Copy whichever lines contain the string "mean".
** start of INFORMATION SHOWN **
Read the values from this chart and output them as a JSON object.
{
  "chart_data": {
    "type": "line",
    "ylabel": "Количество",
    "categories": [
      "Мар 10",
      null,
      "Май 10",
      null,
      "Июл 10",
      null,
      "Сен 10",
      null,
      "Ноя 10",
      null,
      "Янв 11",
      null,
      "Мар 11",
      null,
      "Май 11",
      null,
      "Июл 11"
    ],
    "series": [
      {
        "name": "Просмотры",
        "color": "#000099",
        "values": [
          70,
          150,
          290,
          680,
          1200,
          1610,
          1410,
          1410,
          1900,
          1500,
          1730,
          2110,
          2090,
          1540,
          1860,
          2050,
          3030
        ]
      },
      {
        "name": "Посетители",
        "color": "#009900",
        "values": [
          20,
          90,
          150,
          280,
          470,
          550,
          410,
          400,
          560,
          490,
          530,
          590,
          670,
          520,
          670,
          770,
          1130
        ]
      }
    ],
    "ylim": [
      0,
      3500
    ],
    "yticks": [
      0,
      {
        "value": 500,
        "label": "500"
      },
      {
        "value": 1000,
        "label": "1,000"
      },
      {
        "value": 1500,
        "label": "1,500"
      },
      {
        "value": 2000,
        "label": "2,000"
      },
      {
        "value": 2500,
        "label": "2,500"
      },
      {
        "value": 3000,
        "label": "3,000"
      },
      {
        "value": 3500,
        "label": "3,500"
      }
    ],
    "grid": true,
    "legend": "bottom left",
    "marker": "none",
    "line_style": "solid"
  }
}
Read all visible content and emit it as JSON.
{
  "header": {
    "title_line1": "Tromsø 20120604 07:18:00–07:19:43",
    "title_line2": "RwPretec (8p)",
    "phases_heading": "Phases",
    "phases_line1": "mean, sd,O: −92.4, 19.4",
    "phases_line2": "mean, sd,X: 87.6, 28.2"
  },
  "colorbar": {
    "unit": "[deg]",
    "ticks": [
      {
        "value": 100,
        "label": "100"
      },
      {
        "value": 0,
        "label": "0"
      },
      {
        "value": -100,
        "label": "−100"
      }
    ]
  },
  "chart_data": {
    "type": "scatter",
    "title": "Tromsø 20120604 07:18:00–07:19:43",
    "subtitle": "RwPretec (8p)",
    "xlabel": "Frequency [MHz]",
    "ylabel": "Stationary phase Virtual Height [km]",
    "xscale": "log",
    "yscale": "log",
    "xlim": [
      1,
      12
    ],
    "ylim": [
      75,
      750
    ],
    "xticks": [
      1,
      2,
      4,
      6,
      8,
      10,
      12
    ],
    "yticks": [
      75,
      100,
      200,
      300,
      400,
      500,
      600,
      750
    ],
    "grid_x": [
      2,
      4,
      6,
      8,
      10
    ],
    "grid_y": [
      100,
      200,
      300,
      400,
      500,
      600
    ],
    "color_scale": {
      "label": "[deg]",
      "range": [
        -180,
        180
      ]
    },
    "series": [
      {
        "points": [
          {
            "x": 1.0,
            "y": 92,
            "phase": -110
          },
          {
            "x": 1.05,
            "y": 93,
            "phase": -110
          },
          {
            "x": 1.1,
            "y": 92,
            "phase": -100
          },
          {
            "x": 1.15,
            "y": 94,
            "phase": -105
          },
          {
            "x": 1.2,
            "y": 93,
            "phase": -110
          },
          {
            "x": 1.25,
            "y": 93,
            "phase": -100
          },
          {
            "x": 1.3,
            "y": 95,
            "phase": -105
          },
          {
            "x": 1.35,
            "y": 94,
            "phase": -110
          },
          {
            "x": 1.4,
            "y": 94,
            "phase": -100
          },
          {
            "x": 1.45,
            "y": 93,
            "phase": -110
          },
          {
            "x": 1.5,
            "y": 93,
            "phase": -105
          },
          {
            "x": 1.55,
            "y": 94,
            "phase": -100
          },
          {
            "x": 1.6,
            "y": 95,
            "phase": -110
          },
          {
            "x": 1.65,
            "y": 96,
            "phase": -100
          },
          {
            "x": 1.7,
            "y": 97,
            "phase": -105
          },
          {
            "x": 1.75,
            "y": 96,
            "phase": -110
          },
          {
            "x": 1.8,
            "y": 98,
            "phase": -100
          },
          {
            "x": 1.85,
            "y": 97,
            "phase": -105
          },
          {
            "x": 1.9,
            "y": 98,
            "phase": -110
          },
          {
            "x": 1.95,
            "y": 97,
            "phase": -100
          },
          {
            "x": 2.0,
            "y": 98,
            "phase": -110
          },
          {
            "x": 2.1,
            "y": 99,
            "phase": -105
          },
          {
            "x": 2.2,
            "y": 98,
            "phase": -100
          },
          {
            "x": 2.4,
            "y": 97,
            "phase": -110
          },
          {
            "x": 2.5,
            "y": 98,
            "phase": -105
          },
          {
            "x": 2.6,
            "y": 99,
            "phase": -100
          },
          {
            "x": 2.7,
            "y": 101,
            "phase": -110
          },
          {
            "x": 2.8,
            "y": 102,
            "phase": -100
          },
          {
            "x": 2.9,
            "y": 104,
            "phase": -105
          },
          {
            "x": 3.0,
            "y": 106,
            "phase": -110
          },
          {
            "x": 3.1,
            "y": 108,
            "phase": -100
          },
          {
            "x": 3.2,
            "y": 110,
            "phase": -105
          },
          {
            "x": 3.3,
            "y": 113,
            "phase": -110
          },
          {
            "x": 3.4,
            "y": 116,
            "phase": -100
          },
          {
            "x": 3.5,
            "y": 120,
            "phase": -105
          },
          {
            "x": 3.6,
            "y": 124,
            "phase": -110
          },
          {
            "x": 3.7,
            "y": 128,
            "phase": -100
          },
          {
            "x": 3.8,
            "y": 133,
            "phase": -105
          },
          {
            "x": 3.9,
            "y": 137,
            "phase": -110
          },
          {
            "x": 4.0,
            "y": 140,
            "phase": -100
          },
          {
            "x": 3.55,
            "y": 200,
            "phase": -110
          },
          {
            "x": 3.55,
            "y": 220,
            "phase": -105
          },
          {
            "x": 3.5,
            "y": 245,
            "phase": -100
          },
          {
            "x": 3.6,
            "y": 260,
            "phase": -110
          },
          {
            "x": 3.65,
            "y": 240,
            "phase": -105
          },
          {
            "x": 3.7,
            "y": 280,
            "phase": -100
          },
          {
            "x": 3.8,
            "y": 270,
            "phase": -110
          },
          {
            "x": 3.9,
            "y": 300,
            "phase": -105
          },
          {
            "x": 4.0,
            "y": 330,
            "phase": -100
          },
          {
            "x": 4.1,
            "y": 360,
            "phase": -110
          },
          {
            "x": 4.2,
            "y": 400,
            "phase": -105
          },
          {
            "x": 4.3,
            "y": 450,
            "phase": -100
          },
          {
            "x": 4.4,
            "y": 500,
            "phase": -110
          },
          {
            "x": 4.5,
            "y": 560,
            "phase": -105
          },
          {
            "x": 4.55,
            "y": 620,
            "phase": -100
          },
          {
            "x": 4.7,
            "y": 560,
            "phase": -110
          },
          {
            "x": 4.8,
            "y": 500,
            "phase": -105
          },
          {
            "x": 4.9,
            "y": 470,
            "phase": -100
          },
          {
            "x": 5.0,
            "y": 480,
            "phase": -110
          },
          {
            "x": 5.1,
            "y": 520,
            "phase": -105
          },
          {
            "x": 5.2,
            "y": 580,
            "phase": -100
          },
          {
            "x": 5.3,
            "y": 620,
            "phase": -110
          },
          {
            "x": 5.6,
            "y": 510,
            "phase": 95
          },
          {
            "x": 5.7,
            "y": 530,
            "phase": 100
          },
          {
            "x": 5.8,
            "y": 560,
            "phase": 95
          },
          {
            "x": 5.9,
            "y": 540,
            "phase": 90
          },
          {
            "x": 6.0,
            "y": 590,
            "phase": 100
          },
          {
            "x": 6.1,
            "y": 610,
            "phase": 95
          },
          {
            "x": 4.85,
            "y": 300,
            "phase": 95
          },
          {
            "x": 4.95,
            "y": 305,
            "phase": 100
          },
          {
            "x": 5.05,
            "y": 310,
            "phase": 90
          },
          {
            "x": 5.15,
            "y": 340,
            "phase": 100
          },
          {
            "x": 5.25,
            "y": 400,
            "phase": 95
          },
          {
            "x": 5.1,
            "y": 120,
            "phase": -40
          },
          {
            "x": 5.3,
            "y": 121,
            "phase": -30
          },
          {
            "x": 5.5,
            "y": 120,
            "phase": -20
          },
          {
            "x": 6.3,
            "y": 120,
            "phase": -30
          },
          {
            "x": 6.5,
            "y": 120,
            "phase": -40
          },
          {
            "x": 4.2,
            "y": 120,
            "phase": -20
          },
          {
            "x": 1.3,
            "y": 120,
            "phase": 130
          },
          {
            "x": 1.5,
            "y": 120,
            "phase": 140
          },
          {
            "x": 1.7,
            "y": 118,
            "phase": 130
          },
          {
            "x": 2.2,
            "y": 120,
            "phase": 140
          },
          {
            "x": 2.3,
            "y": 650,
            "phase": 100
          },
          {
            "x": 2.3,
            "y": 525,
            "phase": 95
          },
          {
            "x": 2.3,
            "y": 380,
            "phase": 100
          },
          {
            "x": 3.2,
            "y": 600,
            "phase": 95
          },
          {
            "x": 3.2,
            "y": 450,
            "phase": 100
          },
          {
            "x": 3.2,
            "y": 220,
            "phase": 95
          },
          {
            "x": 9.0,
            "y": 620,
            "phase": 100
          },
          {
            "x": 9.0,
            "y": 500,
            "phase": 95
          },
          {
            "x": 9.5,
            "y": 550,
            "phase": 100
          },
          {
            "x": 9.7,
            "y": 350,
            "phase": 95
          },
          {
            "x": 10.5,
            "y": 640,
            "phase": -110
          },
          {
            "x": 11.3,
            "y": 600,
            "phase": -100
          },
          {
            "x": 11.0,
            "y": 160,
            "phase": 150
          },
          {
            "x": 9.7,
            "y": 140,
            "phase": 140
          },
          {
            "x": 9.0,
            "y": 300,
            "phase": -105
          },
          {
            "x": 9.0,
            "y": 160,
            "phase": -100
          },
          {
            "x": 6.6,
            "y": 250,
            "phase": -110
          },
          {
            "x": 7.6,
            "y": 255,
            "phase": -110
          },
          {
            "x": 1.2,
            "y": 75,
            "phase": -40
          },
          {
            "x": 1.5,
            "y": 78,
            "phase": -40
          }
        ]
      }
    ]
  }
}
** end of INFORMATION SHOWN **
● SOLUTION FOR THIS PROBLEM
    "phases_line1": "mean, sd,O: −92.4, 19.4",
    "phases_line2": "mean, sd,X: 87.6, 28.2"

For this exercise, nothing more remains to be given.